[begin Data provided]

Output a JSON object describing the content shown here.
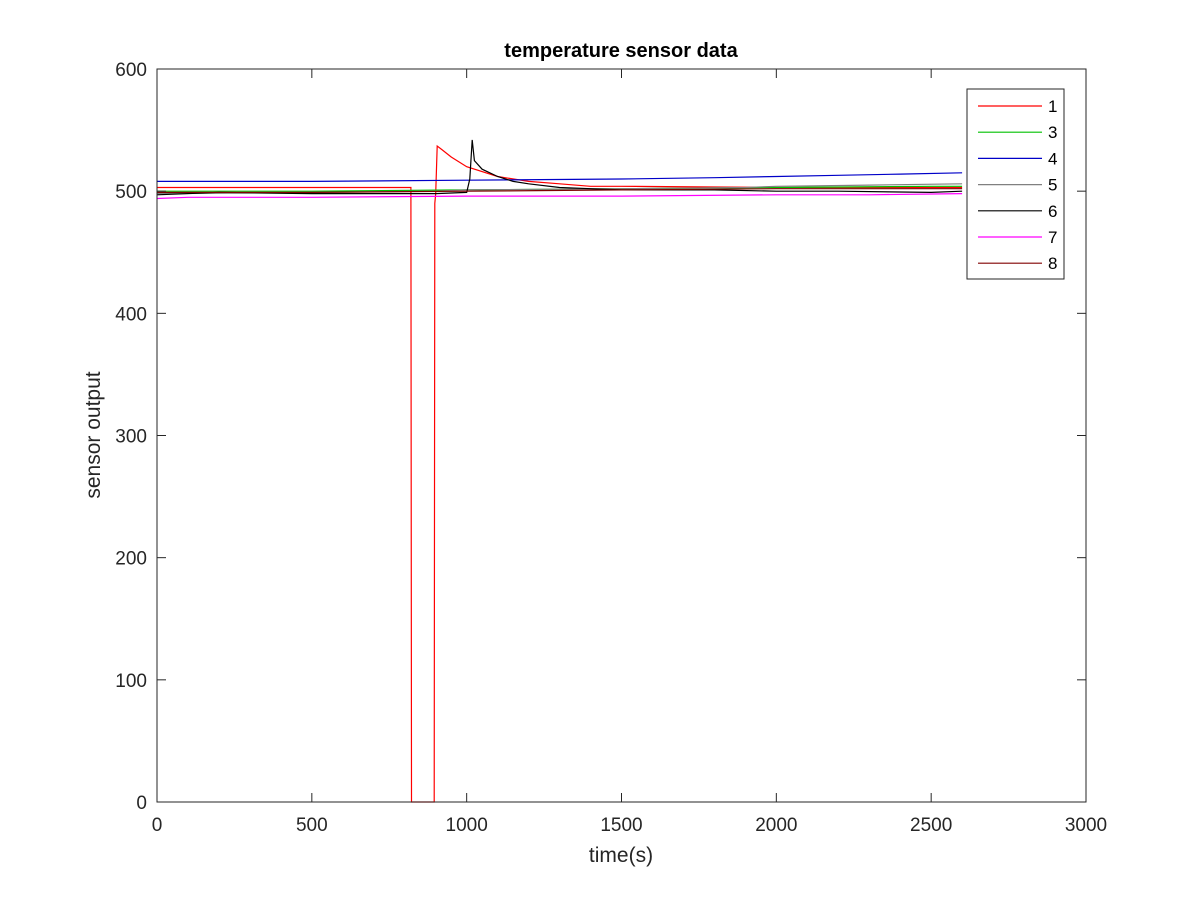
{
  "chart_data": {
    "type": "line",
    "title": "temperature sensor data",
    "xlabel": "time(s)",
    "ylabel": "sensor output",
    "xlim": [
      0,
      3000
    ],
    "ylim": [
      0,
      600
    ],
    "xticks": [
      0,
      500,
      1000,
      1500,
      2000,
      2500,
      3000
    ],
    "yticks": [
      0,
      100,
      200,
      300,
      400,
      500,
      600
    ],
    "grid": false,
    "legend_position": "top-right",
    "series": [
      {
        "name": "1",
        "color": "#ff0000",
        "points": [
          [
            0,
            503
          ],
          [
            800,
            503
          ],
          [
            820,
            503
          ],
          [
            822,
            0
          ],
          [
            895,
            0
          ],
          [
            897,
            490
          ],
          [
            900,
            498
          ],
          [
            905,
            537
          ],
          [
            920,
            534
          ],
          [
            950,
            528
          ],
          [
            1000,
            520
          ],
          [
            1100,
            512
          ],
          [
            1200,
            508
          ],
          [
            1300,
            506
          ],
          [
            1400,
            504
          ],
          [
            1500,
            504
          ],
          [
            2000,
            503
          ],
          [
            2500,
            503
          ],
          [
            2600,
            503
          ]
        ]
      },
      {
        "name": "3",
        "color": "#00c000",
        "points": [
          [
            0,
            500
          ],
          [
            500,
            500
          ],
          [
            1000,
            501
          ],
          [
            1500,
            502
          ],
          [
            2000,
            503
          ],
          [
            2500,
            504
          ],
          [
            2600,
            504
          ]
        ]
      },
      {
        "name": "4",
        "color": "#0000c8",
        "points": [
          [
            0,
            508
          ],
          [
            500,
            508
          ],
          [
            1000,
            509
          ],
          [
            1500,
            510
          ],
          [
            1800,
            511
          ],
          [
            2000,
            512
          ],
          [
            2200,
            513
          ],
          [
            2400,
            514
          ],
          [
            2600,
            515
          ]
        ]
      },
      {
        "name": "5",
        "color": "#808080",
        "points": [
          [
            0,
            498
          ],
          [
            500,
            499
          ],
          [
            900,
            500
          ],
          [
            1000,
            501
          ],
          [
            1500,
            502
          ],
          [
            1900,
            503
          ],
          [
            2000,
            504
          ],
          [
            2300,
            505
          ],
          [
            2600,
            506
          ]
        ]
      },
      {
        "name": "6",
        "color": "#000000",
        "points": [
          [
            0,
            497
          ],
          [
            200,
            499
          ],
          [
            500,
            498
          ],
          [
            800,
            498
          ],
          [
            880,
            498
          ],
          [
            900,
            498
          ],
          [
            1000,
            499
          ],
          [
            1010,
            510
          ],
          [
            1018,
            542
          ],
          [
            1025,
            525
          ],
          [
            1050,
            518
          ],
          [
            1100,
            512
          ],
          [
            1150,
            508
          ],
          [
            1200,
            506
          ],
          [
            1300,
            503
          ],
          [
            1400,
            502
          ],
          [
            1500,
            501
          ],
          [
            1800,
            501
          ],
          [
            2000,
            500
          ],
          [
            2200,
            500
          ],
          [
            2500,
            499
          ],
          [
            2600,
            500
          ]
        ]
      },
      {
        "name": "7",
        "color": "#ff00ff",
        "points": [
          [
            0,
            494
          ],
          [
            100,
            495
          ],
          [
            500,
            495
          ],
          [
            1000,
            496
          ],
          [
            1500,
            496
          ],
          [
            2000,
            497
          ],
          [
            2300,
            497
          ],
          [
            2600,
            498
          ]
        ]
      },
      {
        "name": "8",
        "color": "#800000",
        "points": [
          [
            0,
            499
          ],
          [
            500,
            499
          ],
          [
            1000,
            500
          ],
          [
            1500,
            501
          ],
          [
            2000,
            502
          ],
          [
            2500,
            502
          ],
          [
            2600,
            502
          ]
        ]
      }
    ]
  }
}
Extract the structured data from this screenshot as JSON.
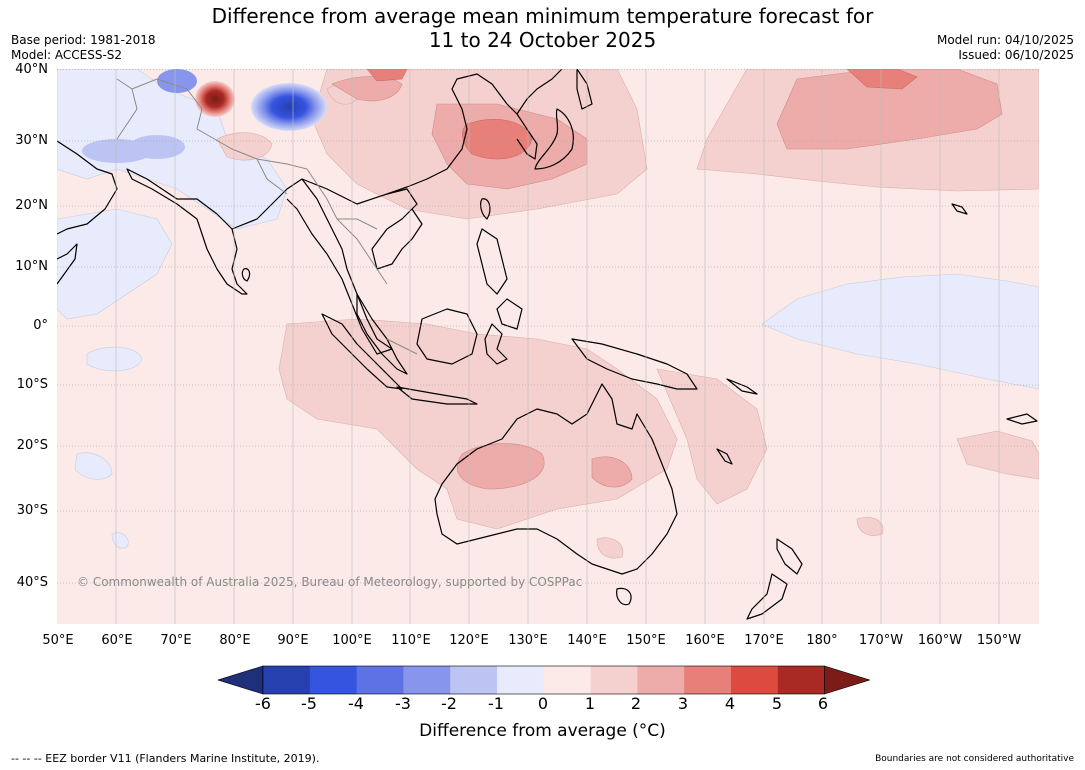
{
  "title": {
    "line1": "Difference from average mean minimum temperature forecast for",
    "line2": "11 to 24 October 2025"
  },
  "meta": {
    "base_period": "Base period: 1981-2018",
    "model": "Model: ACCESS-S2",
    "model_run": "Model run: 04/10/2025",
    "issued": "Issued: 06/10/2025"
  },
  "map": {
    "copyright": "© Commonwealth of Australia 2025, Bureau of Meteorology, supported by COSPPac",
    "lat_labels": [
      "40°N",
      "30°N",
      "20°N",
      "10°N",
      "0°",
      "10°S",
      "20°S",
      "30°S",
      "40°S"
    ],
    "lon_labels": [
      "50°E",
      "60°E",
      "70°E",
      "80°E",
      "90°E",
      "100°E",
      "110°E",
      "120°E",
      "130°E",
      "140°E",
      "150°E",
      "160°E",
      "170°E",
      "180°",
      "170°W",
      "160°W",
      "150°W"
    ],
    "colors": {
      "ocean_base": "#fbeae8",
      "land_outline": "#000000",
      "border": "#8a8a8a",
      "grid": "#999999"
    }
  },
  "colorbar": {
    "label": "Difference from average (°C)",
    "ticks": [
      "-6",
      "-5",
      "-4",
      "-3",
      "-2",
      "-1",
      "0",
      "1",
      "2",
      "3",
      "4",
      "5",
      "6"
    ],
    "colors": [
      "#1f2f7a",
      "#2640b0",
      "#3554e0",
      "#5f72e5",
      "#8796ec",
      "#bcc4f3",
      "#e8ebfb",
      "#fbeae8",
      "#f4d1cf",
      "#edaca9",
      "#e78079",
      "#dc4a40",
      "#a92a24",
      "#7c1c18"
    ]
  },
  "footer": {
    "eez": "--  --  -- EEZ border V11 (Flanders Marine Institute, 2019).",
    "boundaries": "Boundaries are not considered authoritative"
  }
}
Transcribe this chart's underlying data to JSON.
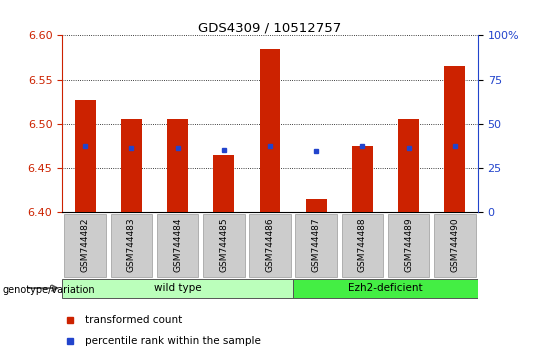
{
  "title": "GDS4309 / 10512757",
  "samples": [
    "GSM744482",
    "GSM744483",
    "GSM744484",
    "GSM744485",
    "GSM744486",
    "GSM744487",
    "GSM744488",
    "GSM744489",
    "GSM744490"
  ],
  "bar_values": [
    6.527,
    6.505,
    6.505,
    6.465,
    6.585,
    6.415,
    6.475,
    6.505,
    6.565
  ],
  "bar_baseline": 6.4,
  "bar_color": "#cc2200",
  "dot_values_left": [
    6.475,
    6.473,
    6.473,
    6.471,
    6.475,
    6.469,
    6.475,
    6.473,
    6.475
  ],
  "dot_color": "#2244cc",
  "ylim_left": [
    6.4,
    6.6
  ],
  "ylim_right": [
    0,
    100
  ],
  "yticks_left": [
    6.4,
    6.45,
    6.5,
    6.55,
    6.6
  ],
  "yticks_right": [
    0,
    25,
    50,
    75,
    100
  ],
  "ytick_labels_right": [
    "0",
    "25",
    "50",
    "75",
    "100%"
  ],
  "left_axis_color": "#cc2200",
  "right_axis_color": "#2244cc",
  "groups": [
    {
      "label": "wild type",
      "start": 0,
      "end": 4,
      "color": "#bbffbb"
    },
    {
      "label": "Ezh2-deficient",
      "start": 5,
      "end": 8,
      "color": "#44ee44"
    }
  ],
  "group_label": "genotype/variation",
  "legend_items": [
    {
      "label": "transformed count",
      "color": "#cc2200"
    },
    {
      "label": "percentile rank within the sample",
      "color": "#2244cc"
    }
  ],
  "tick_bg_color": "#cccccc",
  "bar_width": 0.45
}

[end Data provided]

• [What you need to do] All of the entries need to be transcribed word for word; pictures are left out.

• [Written response]
Output a JSON object describing the content shown here.
{
  "chart_data": {
    "type": "line",
    "title": "temperature sensor data",
    "xlabel": "time(s)",
    "ylabel": "sensor output",
    "xlim": [
      0,
      3000
    ],
    "ylim": [
      0,
      600
    ],
    "xticks": [
      0,
      500,
      1000,
      1500,
      2000,
      2500,
      3000
    ],
    "yticks": [
      0,
      100,
      200,
      300,
      400,
      500,
      600
    ],
    "grid": false,
    "legend_position": "top-right",
    "series": [
      {
        "name": "1",
        "color": "#ff0000",
        "points": [
          [
            0,
            503
          ],
          [
            800,
            503
          ],
          [
            820,
            503
          ],
          [
            822,
            0
          ],
          [
            895,
            0
          ],
          [
            897,
            490
          ],
          [
            900,
            498
          ],
          [
            905,
            537
          ],
          [
            920,
            534
          ],
          [
            950,
            528
          ],
          [
            1000,
            520
          ],
          [
            1100,
            512
          ],
          [
            1200,
            508
          ],
          [
            1300,
            506
          ],
          [
            1400,
            504
          ],
          [
            1500,
            504
          ],
          [
            2000,
            503
          ],
          [
            2500,
            503
          ],
          [
            2600,
            503
          ]
        ]
      },
      {
        "name": "3",
        "color": "#00c000",
        "points": [
          [
            0,
            500
          ],
          [
            500,
            500
          ],
          [
            1000,
            501
          ],
          [
            1500,
            502
          ],
          [
            2000,
            503
          ],
          [
            2500,
            504
          ],
          [
            2600,
            504
          ]
        ]
      },
      {
        "name": "4",
        "color": "#0000c8",
        "points": [
          [
            0,
            508
          ],
          [
            500,
            508
          ],
          [
            1000,
            509
          ],
          [
            1500,
            510
          ],
          [
            1800,
            511
          ],
          [
            2000,
            512
          ],
          [
            2200,
            513
          ],
          [
            2400,
            514
          ],
          [
            2600,
            515
          ]
        ]
      },
      {
        "name": "5",
        "color": "#808080",
        "points": [
          [
            0,
            498
          ],
          [
            500,
            499
          ],
          [
            900,
            500
          ],
          [
            1000,
            501
          ],
          [
            1500,
            502
          ],
          [
            1900,
            503
          ],
          [
            2000,
            504
          ],
          [
            2300,
            505
          ],
          [
            2600,
            506
          ]
        ]
      },
      {
        "name": "6",
        "color": "#000000",
        "points": [
          [
            0,
            497
          ],
          [
            200,
            499
          ],
          [
            500,
            498
          ],
          [
            800,
            498
          ],
          [
            880,
            498
          ],
          [
            900,
            498
          ],
          [
            1000,
            499
          ],
          [
            1010,
            510
          ],
          [
            1018,
            542
          ],
          [
            1025,
            525
          ],
          [
            1050,
            518
          ],
          [
            1100,
            512
          ],
          [
            1150,
            508
          ],
          [
            1200,
            506
          ],
          [
            1300,
            503
          ],
          [
            1400,
            502
          ],
          [
            1500,
            501
          ],
          [
            1800,
            501
          ],
          [
            2000,
            500
          ],
          [
            2200,
            500
          ],
          [
            2500,
            499
          ],
          [
            2600,
            500
          ]
        ]
      },
      {
        "name": "7",
        "color": "#ff00ff",
        "points": [
          [
            0,
            494
          ],
          [
            100,
            495
          ],
          [
            500,
            495
          ],
          [
            1000,
            496
          ],
          [
            1500,
            496
          ],
          [
            2000,
            497
          ],
          [
            2300,
            497
          ],
          [
            2600,
            498
          ]
        ]
      },
      {
        "name": "8",
        "color": "#800000",
        "points": [
          [
            0,
            499
          ],
          [
            500,
            499
          ],
          [
            1000,
            500
          ],
          [
            1500,
            501
          ],
          [
            2000,
            502
          ],
          [
            2500,
            502
          ],
          [
            2600,
            502
          ]
        ]
      }
    ]
  }
}
Extract the structured data from this screenshot as JSON.
{
  "title": {
    "line1": "Difference from average mean minimum temperature forecast for",
    "line2": "11 to 24 October 2025"
  },
  "meta": {
    "base_period": "Base period: 1981-2018",
    "model": "Model: ACCESS-S2",
    "model_run": "Model run: 04/10/2025",
    "issued": "Issued: 06/10/2025"
  },
  "map": {
    "copyright": "© Commonwealth of Australia 2025, Bureau of Meteorology, supported by COSPPac",
    "lat_labels": [
      "40°N",
      "30°N",
      "20°N",
      "10°N",
      "0°",
      "10°S",
      "20°S",
      "30°S",
      "40°S"
    ],
    "lon_labels": [
      "50°E",
      "60°E",
      "70°E",
      "80°E",
      "90°E",
      "100°E",
      "110°E",
      "120°E",
      "130°E",
      "140°E",
      "150°E",
      "160°E",
      "170°E",
      "180°",
      "170°W",
      "160°W",
      "150°W"
    ],
    "colors": {
      "ocean_base": "#fbeae8",
      "land_outline": "#000000",
      "border": "#8a8a8a",
      "grid": "#999999"
    }
  },
  "colorbar": {
    "label": "Difference from average (°C)",
    "ticks": [
      "-6",
      "-5",
      "-4",
      "-3",
      "-2",
      "-1",
      "0",
      "1",
      "2",
      "3",
      "4",
      "5",
      "6"
    ],
    "colors": [
      "#1f2f7a",
      "#2640b0",
      "#3554e0",
      "#5f72e5",
      "#8796ec",
      "#bcc4f3",
      "#e8ebfb",
      "#fbeae8",
      "#f4d1cf",
      "#edaca9",
      "#e78079",
      "#dc4a40",
      "#a92a24",
      "#7c1c18"
    ]
  },
  "footer": {
    "eez": "--  --  -- EEZ border V11 (Flanders Marine Institute, 2019).",
    "boundaries": "Boundaries are not considered authoritative"
  }
}
Transcribe this chart's underlying data to JSON.
{
  "title": "GDS4309 / 10512757",
  "samples": [
    "GSM744482",
    "GSM744483",
    "GSM744484",
    "GSM744485",
    "GSM744486",
    "GSM744487",
    "GSM744488",
    "GSM744489",
    "GSM744490"
  ],
  "bar_values": [
    6.527,
    6.505,
    6.505,
    6.465,
    6.585,
    6.415,
    6.475,
    6.505,
    6.565
  ],
  "bar_baseline": 6.4,
  "bar_color": "#cc2200",
  "dot_values_left": [
    6.475,
    6.473,
    6.473,
    6.471,
    6.475,
    6.469,
    6.475,
    6.473,
    6.475
  ],
  "dot_color": "#2244cc",
  "ylim_left": [
    6.4,
    6.6
  ],
  "ylim_right": [
    0,
    100
  ],
  "yticks_left": [
    6.4,
    6.45,
    6.5,
    6.55,
    6.6
  ],
  "yticks_right": [
    0,
    25,
    50,
    75,
    100
  ],
  "ytick_labels_right": [
    "0",
    "25",
    "50",
    "75",
    "100%"
  ],
  "left_axis_color": "#cc2200",
  "right_axis_color": "#2244cc",
  "groups": [
    {
      "label": "wild type",
      "start": 0,
      "end": 4,
      "color": "#bbffbb"
    },
    {
      "label": "Ezh2-deficient",
      "start": 5,
      "end": 8,
      "color": "#44ee44"
    }
  ],
  "group_label": "genotype/variation",
  "legend_items": [
    {
      "label": "transformed count",
      "color": "#cc2200"
    },
    {
      "label": "percentile rank within the sample",
      "color": "#2244cc"
    }
  ],
  "tick_bg_color": "#cccccc",
  "bar_width": 0.45
}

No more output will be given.